== ESTRATTO FORNITO

Pensando ai tanti
sbarchi di immigrati nelle coste italiane e, soprattutto, nell’Isola di
Lampedusa, dove abbiamo "toccato con mano" la tragedia e la
disperazione di uomini, donne e bambini, che scappano dai loro paesi
dove imperversa la miseria e la guerra, voglio condividere la storia di
un incontro avuto tanti anni fa, con persone provenienti da luoghi
diversi. L’incontro è sempre un momento privilegiato, innanzitutto, di
conoscenza e di confronto, e poi di scambio di idee e di opinioni, che
possono essere anche diverse e che arricchiscono tutti. L’incontro è,
soprattutto, integrazione e comprensione delle ragioni dell’altro come
parti essenziali delle tue ragioni. E solo dopo un incontro che una
comunità, o una persona, può accettare di integrarsi con chi viene da
altre storie e da altri paesi.

====
== INFORMAZIONI MOSTRATE

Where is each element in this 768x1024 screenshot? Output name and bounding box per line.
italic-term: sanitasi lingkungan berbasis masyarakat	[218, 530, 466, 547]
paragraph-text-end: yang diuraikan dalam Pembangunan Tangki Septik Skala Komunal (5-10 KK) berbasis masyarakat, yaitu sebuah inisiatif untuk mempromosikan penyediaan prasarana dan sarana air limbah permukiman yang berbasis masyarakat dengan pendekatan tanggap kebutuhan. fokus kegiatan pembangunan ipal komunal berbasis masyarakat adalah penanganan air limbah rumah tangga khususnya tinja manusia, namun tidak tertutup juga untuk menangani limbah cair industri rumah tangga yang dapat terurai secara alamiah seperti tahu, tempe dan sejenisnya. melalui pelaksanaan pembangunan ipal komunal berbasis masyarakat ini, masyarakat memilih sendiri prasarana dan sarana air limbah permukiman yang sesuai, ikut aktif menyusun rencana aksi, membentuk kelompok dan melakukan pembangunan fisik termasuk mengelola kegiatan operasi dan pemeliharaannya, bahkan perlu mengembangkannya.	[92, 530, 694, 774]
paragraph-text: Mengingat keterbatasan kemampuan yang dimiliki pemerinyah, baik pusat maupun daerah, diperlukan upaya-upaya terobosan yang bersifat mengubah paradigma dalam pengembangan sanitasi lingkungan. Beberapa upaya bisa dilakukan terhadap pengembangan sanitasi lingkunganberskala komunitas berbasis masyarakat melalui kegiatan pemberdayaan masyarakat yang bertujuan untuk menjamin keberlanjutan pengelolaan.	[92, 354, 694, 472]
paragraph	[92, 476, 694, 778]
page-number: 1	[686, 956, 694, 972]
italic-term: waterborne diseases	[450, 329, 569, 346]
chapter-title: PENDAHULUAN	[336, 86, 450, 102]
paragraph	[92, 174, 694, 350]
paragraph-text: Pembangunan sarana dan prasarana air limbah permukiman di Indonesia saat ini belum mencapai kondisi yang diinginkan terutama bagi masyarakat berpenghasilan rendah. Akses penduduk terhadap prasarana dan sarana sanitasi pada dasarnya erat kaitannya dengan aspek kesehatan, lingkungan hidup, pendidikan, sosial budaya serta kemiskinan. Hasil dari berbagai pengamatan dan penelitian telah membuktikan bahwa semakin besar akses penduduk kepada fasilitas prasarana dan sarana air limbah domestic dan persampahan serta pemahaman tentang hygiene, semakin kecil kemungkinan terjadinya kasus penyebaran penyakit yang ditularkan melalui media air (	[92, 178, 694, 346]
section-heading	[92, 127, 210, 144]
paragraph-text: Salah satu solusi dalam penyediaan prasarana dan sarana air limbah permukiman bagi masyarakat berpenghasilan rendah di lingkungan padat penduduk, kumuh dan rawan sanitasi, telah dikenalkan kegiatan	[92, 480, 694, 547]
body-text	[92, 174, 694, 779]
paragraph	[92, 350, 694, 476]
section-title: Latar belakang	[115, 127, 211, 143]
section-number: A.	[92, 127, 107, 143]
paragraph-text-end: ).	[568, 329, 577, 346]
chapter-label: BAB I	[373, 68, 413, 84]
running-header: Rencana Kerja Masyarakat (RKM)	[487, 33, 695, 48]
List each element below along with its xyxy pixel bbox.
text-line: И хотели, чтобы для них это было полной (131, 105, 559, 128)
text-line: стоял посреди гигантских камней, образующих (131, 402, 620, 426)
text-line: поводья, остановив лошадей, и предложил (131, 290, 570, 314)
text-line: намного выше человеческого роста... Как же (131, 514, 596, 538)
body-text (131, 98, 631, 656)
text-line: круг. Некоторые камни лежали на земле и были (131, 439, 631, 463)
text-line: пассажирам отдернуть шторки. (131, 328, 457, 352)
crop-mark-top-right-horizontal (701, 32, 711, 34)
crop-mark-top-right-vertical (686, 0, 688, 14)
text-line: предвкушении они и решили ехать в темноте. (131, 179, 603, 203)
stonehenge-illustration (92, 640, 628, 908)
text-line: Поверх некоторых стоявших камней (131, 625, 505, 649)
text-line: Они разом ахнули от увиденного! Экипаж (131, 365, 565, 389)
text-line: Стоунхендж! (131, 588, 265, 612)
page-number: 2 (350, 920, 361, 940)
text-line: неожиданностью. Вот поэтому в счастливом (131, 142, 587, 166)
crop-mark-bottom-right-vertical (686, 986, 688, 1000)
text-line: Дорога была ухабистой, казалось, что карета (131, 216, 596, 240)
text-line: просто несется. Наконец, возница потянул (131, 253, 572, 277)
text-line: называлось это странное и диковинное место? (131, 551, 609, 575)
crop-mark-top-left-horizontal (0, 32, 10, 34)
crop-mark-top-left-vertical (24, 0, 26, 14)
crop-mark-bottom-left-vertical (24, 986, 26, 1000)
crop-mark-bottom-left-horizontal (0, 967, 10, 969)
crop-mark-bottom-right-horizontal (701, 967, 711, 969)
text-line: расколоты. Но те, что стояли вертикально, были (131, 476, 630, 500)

====

**OBIETTIVI**
**1)** Secondo l'estratto fornito, in quale isola è stata «toccata con mano» la tragedia di chi scappa dal proprio paese?
**2)** Elenca tutto ciò che l'estratto fornito attribuisce all'incontro, cioè ciò di cui è un momento privilegiato e ciò che è soprattutto.
**3)** Ricopia dall'estratto fornito il passo che va da "Pensando ai tanti" a "da altri paesi.".
I record sono materiale separato dall'estratto.

**RISPOSTE COMPLETE**
**1)** Nell'isola di Lampedusa.

**2)**
- conoscenza
- confronto
- scambio di idee e di opinioni
- integrazione
- comprensione delle ragioni dell'altro

**3)**
Pensando ai tanti
sbarchi di immigrati nelle coste italiane e, soprattutto, nell’Isola di
Lampedusa, dove abbiamo "toccato con mano" la tragedia e la
disperazione di uomini, donne e bambini, che scappano dai loro paesi
dove imperversa la miseria e la guerra, voglio condividere la storia di
un incontro avuto tanti anni fa, con persone provenienti da luoghi
diversi. L’incontro è sempre un momento privilegiato, innanzitutto, di
conoscenza e di confronto, e poi di scambio di idee e di opinioni, che
possono essere anche diverse e che arricchiscono tutti. L’incontro è,
soprattutto, integrazione e comprensione delle ragioni dell’altro come
parti essenziali delle tue ragioni. E solo dopo un incontro che una
comunità, o una persona, può accettare di integrarsi con chi viene da
altre storie e da altri paesi.